> [Written problem]: From the listing below, return each line that includes "JSON".

> [Stored records]:
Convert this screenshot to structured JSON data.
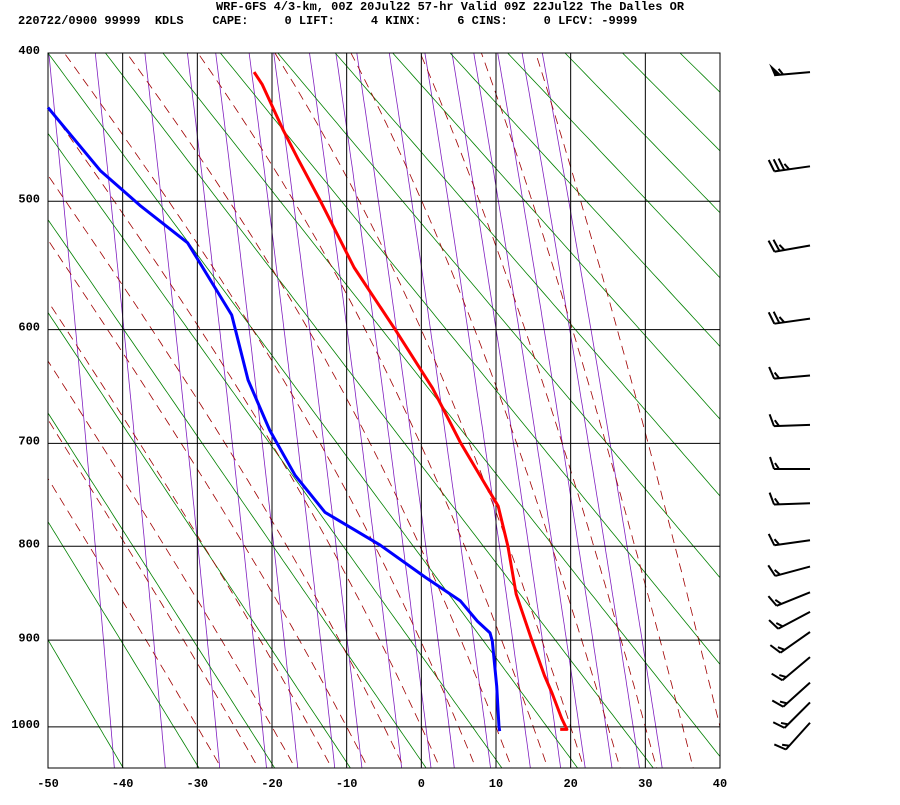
{
  "chart_data": {
    "type": "sounding",
    "title": "WRF-GFS 4/3-km, 00Z 20Jul22 57-hr Valid 09Z 22Jul22 The Dalles OR",
    "subtitle": "220722/0900 99999  KDLS    CAPE:     0 LIFT:     4 KINX:     6 CINS:     0 LFCV: -9999",
    "xlim": [
      -50,
      40
    ],
    "xticks": [
      -50,
      -40,
      -30,
      -20,
      -10,
      0,
      10,
      20,
      30,
      40
    ],
    "ylim": [
      400,
      1050
    ],
    "yticks": [
      400,
      500,
      600,
      700,
      800,
      900,
      1000
    ],
    "y_scale": "kappa",
    "grid": true,
    "series": [
      {
        "color": "#ff0000",
        "y": [
          1003,
          1003,
          990,
          960,
          940,
          900,
          850,
          800,
          760,
          700,
          650,
          600,
          550,
          500,
          470,
          450,
          420,
          412
        ],
        "x": [
          18.6,
          19.5,
          18.8,
          17.5,
          16.5,
          14.8,
          12.7,
          11.6,
          10.3,
          5.3,
          1.5,
          -3.5,
          -9,
          -13.5,
          -16.5,
          -18.5,
          -21.3,
          -22.4
        ]
      },
      {
        "color": "#0000ff",
        "y": [
          1005,
          1000,
          952,
          901,
          892,
          879,
          857,
          832,
          799,
          766,
          730,
          688,
          643,
          588,
          531,
          503,
          478,
          435
        ],
        "x": [
          10.5,
          10.4,
          10.1,
          9.5,
          9.2,
          7.5,
          5.2,
          0.5,
          -5.5,
          -12.9,
          -16.9,
          -20.3,
          -23.2,
          -25.4,
          -31.3,
          -37.7,
          -43,
          -50
        ]
      }
    ],
    "winds": {
      "pressure": [
        412,
        475,
        533,
        591,
        639,
        683,
        724,
        757,
        794,
        821,
        848,
        869,
        891,
        919,
        948,
        971,
        995
      ],
      "direction": [
        265,
        262,
        260,
        262,
        265,
        268,
        270,
        268,
        262,
        255,
        248,
        242,
        235,
        230,
        228,
        225,
        222
      ],
      "speed": [
        55,
        35,
        25,
        25,
        15,
        15,
        15,
        15,
        15,
        15,
        15,
        15,
        15,
        15,
        15,
        15,
        15
      ]
    }
  }
}
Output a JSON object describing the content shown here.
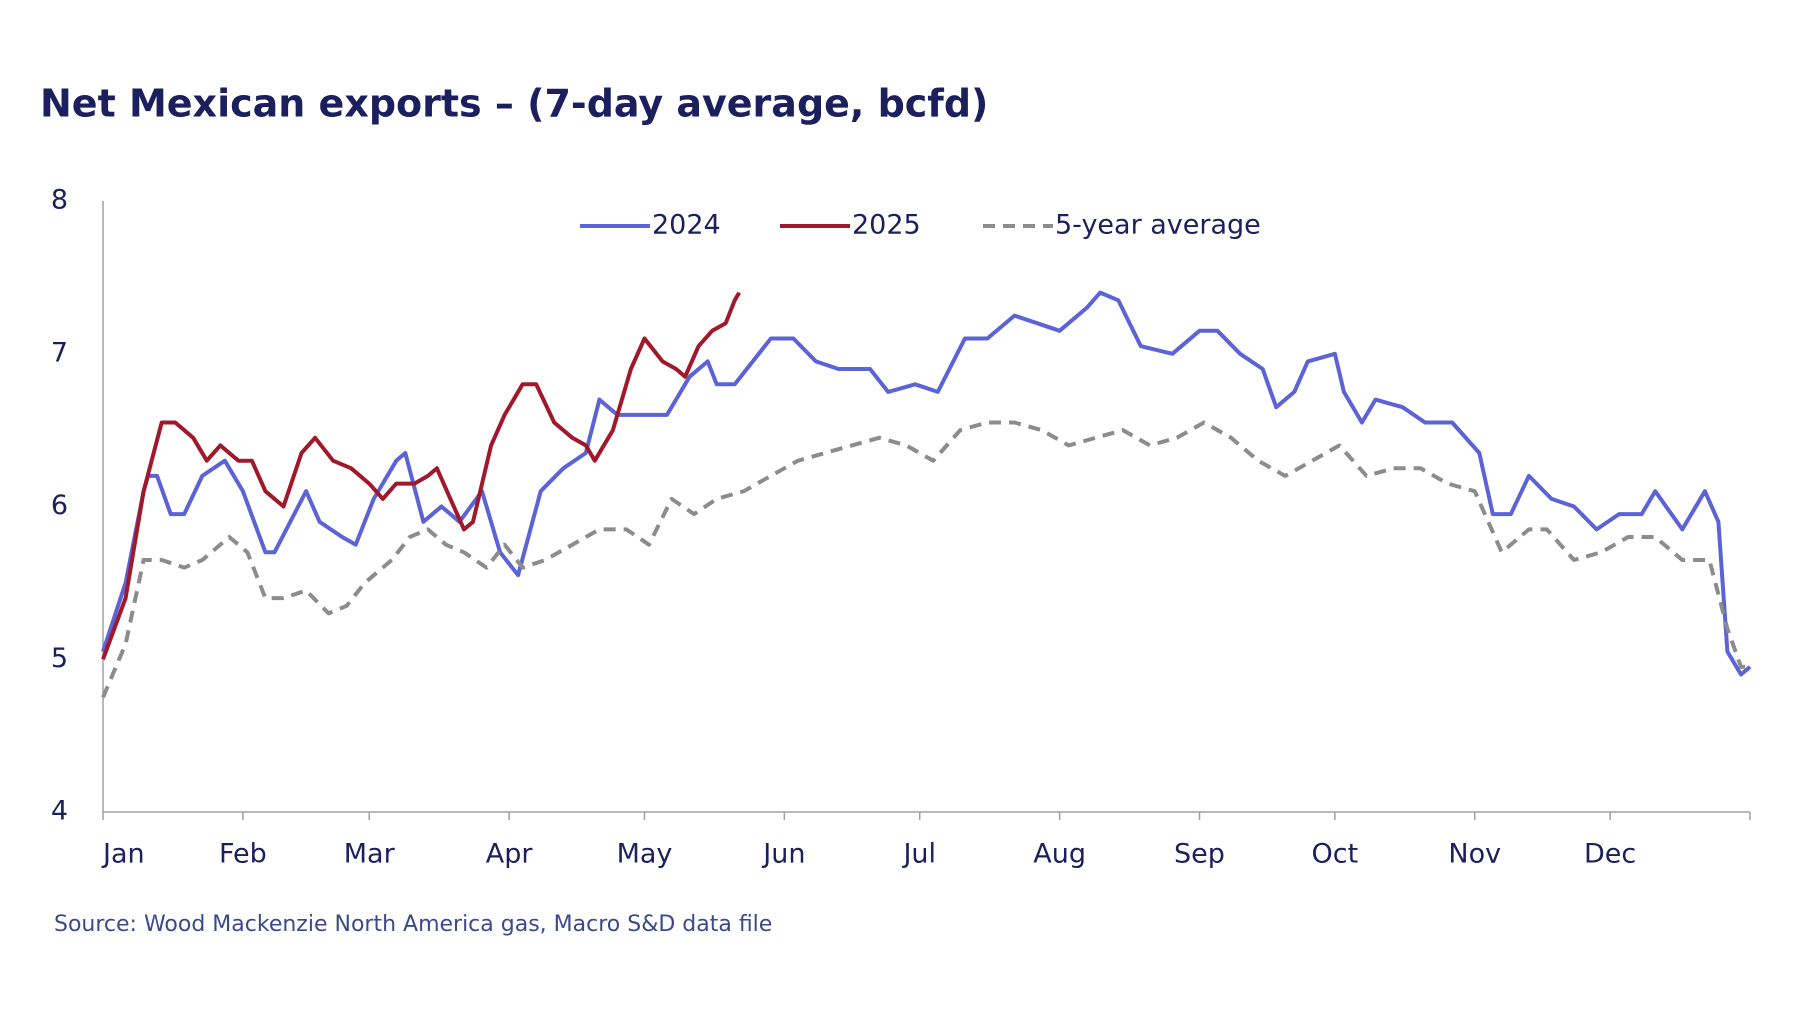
{
  "chart_data": {
    "type": "line",
    "title": "Net Mexican exports – (7-day average, bcfd)",
    "source": "Source: Wood Mackenzie North America gas, Macro S&D data file",
    "xlim": [
      0,
      365
    ],
    "xticks": [
      {
        "value": 0,
        "label": "Jan"
      },
      {
        "value": 31,
        "label": "Feb"
      },
      {
        "value": 59,
        "label": "Mar"
      },
      {
        "value": 90,
        "label": "Apr"
      },
      {
        "value": 120,
        "label": "May"
      },
      {
        "value": 151,
        "label": "Jun"
      },
      {
        "value": 181,
        "label": "Jul"
      },
      {
        "value": 212,
        "label": "Aug"
      },
      {
        "value": 243,
        "label": "Sep"
      },
      {
        "value": 273,
        "label": "Oct"
      },
      {
        "value": 304,
        "label": "Nov"
      },
      {
        "value": 334,
        "label": "Dec"
      }
    ],
    "ylim": [
      4,
      8
    ],
    "yticks": [
      4,
      5,
      6,
      7,
      8
    ],
    "grid": false,
    "series": [
      {
        "name": "2024",
        "color": "#5b63d6",
        "dashed": false,
        "x": [
          0,
          5,
          9,
          10,
          12,
          15,
          18,
          22,
          27,
          31,
          36,
          38,
          45,
          48,
          53,
          56,
          60,
          65,
          67,
          71,
          75,
          79,
          84,
          88,
          92,
          97,
          102,
          107,
          110,
          114,
          120,
          125,
          130,
          134,
          136,
          140,
          144,
          148,
          153,
          158,
          163,
          170,
          174,
          180,
          185,
          191,
          196,
          202,
          207,
          212,
          218,
          221,
          225,
          230,
          237,
          243,
          247,
          252,
          257,
          260,
          264,
          267,
          273,
          275,
          279,
          282,
          288,
          293,
          299,
          305,
          308,
          312,
          316,
          321,
          326,
          331,
          336,
          341,
          344,
          350,
          355,
          358,
          360,
          363,
          365
        ],
        "values": [
          5.05,
          5.5,
          6.1,
          6.2,
          6.2,
          5.95,
          5.95,
          6.2,
          6.3,
          6.1,
          5.7,
          5.7,
          6.1,
          5.9,
          5.8,
          5.75,
          6.05,
          6.3,
          6.35,
          5.9,
          6.0,
          5.9,
          6.1,
          5.7,
          5.55,
          6.1,
          6.25,
          6.35,
          6.7,
          6.6,
          6.6,
          6.6,
          6.85,
          6.95,
          6.8,
          6.8,
          6.95,
          7.1,
          7.1,
          6.95,
          6.9,
          6.9,
          6.75,
          6.8,
          6.75,
          7.1,
          7.1,
          7.25,
          7.2,
          7.15,
          7.3,
          7.4,
          7.35,
          7.05,
          7.0,
          7.15,
          7.15,
          7.0,
          6.9,
          6.65,
          6.75,
          6.95,
          7.0,
          6.75,
          6.55,
          6.7,
          6.65,
          6.55,
          6.55,
          6.35,
          5.95,
          5.95,
          6.2,
          6.05,
          6.0,
          5.85,
          5.95,
          5.95,
          6.1,
          5.85,
          6.1,
          5.9,
          5.05,
          4.9,
          4.95
        ]
      },
      {
        "name": "2025",
        "color": "#a0182a",
        "dashed": false,
        "x": [
          0,
          5,
          9,
          13,
          16,
          20,
          23,
          26,
          30,
          33,
          36,
          40,
          44,
          47,
          51,
          55,
          59,
          62,
          65,
          69,
          72,
          74,
          77,
          80,
          82,
          86,
          89,
          93,
          96,
          100,
          104,
          107,
          109,
          113,
          117,
          120,
          124,
          127,
          129,
          132,
          135,
          138,
          140,
          141
        ],
        "values": [
          5.0,
          5.4,
          6.1,
          6.55,
          6.55,
          6.45,
          6.3,
          6.4,
          6.3,
          6.3,
          6.1,
          6.0,
          6.35,
          6.45,
          6.3,
          6.25,
          6.15,
          6.05,
          6.15,
          6.15,
          6.2,
          6.25,
          6.05,
          5.85,
          5.9,
          6.4,
          6.6,
          6.8,
          6.8,
          6.55,
          6.45,
          6.4,
          6.3,
          6.5,
          6.9,
          7.1,
          6.95,
          6.9,
          6.85,
          7.05,
          7.15,
          7.2,
          7.35,
          7.4
        ]
      },
      {
        "name": "5-year average",
        "color": "#8c8c8c",
        "dashed": true,
        "x": [
          0,
          5,
          9,
          13,
          18,
          22,
          28,
          32,
          36,
          40,
          45,
          50,
          54,
          58,
          64,
          68,
          72,
          76,
          80,
          85,
          89,
          93,
          98,
          104,
          110,
          116,
          121,
          126,
          131,
          136,
          142,
          148,
          154,
          160,
          166,
          172,
          178,
          184,
          190,
          196,
          202,
          208,
          214,
          220,
          226,
          232,
          238,
          244,
          250,
          256,
          262,
          268,
          274,
          280,
          286,
          292,
          298,
          304,
          310,
          316,
          320,
          326,
          332,
          338,
          344,
          350,
          356,
          360,
          363,
          365
        ],
        "values": [
          4.75,
          5.1,
          5.65,
          5.65,
          5.6,
          5.65,
          5.8,
          5.7,
          5.4,
          5.4,
          5.45,
          5.3,
          5.35,
          5.5,
          5.65,
          5.8,
          5.85,
          5.75,
          5.7,
          5.6,
          5.75,
          5.6,
          5.65,
          5.75,
          5.85,
          5.85,
          5.75,
          6.05,
          5.95,
          6.05,
          6.1,
          6.2,
          6.3,
          6.35,
          6.4,
          6.45,
          6.4,
          6.3,
          6.5,
          6.55,
          6.55,
          6.5,
          6.4,
          6.45,
          6.5,
          6.4,
          6.45,
          6.55,
          6.45,
          6.3,
          6.2,
          6.3,
          6.4,
          6.2,
          6.25,
          6.25,
          6.15,
          6.1,
          5.7,
          5.85,
          5.85,
          5.65,
          5.7,
          5.8,
          5.8,
          5.65,
          5.65,
          5.2,
          4.95,
          4.95
        ]
      }
    ]
  }
}
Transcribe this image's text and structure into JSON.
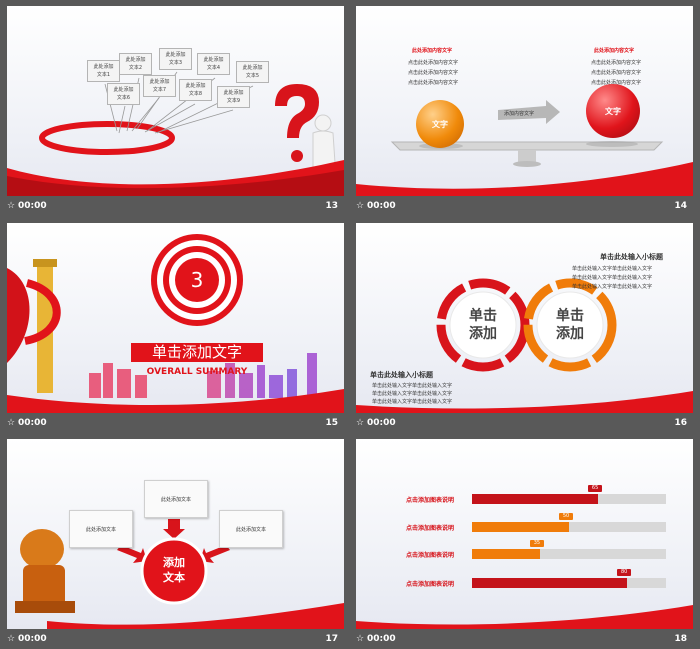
{
  "slides": [
    {
      "number": "13",
      "duration": "00:00",
      "sign_texts": [
        "此处添加\n文本1",
        "此处添加\n文本2",
        "此处添加\n文本3",
        "此处添加\n文本4",
        "此处添加\n文本5",
        "此处添加\n文本6",
        "此处添加\n文本7",
        "此处添加\n文本8",
        "此处添加\n文本9"
      ]
    },
    {
      "number": "14",
      "duration": "00:00",
      "left_heading": "此处添加内容文字",
      "left_lines": [
        "点击此处添加内容文字",
        "点击此处添加内容文字",
        "点击此处添加内容文字"
      ],
      "right_heading": "此处添加内容文字",
      "right_lines": [
        "点击此处添加内容文字",
        "点击此处添加内容文字",
        "点击此处添加内容文字"
      ],
      "left_ball": "文字",
      "right_ball": "文字",
      "arrow_text": "添加内容文字"
    },
    {
      "number": "15",
      "duration": "00:00",
      "target_number": "3",
      "title": "单击添加文字",
      "subtitle": "OVERALL SUMMARY"
    },
    {
      "number": "16",
      "duration": "00:00",
      "top_heading": "单击此处输入小标题",
      "top_lines": [
        "单击此处输入文字单击此处输入文字",
        "单击此处输入文字单击此处输入文字",
        "单击此处输入文字单击此处输入文字"
      ],
      "bottom_heading": "单击此处输入小标题",
      "bottom_lines": [
        "单击此处输入文字单击此处输入文字",
        "单击此处输入文字单击此处输入文字",
        "单击此处输入文字单击此处输入文字"
      ],
      "left_ring_line1": "单击",
      "left_ring_line2": "添加",
      "right_ring_line1": "单击",
      "right_ring_line2": "添加"
    },
    {
      "number": "17",
      "duration": "00:00",
      "boxes": [
        "此处添加文本",
        "此处添加文本",
        "此处添加文本"
      ],
      "center_line1": "添加",
      "center_line2": "文本"
    },
    {
      "number": "18",
      "duration": "00:00",
      "bar_chart": [
        {
          "label": "点击添加图表说明",
          "value": 65,
          "color": "#c4131a"
        },
        {
          "label": "点击添加图表说明",
          "value": 50,
          "color": "#f07c0a"
        },
        {
          "label": "点击添加图表说明",
          "value": 35,
          "color": "#f07c0a"
        },
        {
          "label": "点击添加图表说明",
          "value": 80,
          "color": "#c4131a"
        }
      ]
    }
  ],
  "colors": {
    "accent_red": "#e1131a",
    "accent_orange": "#f07c0a",
    "background": "#595959"
  }
}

> [Correct output]:
Convert this screenshot to structured JSON data.
Output a JSON object describing the content shown here.
Transcribe this image's text and structure into JSON.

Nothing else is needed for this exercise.